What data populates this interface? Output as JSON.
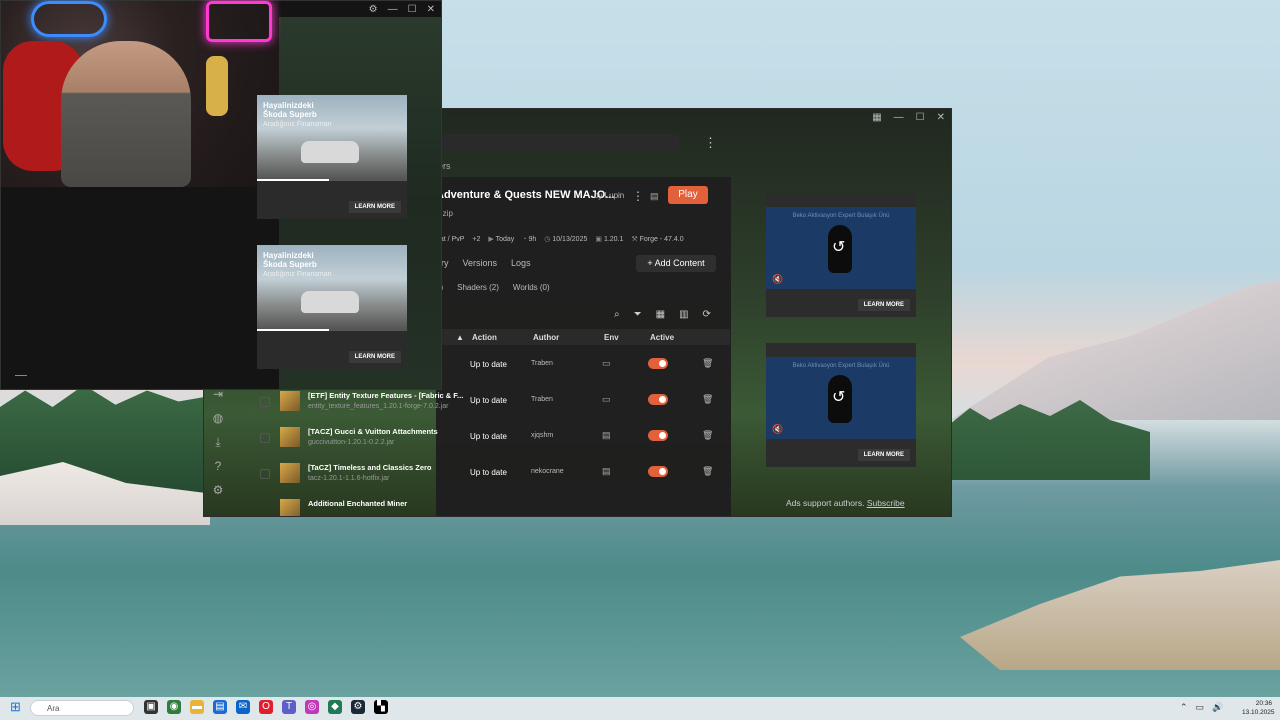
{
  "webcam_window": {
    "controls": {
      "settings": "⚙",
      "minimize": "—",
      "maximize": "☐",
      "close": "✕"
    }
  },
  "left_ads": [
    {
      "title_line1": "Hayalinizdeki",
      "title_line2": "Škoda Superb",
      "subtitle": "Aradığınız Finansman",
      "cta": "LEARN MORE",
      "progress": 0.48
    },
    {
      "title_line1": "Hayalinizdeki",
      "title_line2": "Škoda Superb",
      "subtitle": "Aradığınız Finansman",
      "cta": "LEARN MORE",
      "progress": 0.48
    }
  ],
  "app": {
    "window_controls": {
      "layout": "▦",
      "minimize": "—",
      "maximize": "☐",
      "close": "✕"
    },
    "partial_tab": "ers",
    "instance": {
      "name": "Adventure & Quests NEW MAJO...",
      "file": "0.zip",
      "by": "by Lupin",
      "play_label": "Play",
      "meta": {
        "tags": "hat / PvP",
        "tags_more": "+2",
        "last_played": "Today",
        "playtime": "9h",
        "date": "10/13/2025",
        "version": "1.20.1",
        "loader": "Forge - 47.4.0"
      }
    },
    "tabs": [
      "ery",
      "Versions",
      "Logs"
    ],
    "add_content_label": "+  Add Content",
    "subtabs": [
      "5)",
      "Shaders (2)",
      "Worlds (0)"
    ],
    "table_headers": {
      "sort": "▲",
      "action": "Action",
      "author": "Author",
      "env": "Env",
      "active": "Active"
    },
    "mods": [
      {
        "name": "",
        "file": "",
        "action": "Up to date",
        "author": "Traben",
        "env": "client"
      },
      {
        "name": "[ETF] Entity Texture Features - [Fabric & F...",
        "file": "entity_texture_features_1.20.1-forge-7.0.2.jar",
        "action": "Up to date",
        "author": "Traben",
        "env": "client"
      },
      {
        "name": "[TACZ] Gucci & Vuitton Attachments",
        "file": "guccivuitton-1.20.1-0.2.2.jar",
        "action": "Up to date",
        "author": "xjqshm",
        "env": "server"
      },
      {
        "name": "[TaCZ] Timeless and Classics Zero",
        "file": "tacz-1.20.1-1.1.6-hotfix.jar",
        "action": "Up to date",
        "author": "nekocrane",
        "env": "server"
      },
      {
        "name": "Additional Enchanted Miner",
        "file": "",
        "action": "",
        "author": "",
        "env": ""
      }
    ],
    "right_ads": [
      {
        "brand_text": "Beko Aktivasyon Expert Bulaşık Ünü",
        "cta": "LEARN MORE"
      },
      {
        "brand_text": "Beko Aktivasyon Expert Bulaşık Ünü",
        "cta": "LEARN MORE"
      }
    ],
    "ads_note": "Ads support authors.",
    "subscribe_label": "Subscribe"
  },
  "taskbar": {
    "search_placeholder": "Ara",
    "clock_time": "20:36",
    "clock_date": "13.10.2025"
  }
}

# # # # # # #

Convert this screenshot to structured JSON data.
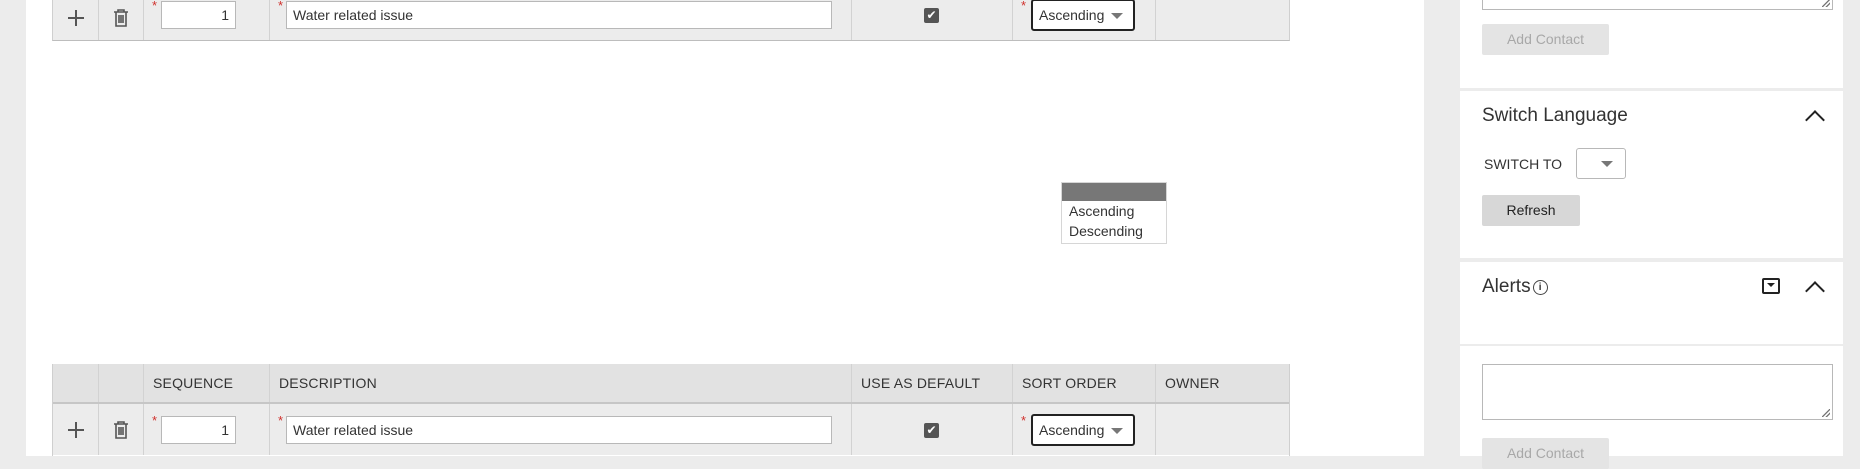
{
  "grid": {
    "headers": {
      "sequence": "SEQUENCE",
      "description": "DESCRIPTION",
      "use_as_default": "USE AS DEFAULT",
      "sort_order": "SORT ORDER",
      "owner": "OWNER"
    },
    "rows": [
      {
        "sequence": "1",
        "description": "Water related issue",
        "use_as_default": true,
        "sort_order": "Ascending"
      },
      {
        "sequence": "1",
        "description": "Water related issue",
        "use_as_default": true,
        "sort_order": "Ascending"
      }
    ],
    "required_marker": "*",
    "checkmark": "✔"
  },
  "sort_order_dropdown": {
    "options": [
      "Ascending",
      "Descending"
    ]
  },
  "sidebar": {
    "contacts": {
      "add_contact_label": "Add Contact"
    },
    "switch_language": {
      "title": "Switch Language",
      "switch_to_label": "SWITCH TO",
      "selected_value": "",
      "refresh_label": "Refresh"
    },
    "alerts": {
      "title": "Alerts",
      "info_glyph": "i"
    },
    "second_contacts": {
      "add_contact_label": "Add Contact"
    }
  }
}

# # # # # # #

Out of the preceding entries, pull every line containing the string "file".

      "file": "0.zip",
        "file": "",
        "file": "entity_texture_features_1.20.1-forge-7.0.2.jar",
        "file": "guccivuitton-1.20.1-0.2.2.jar",
        "file": "tacz-1.20.1-1.1.6-hotfix.jar",
        "file": "",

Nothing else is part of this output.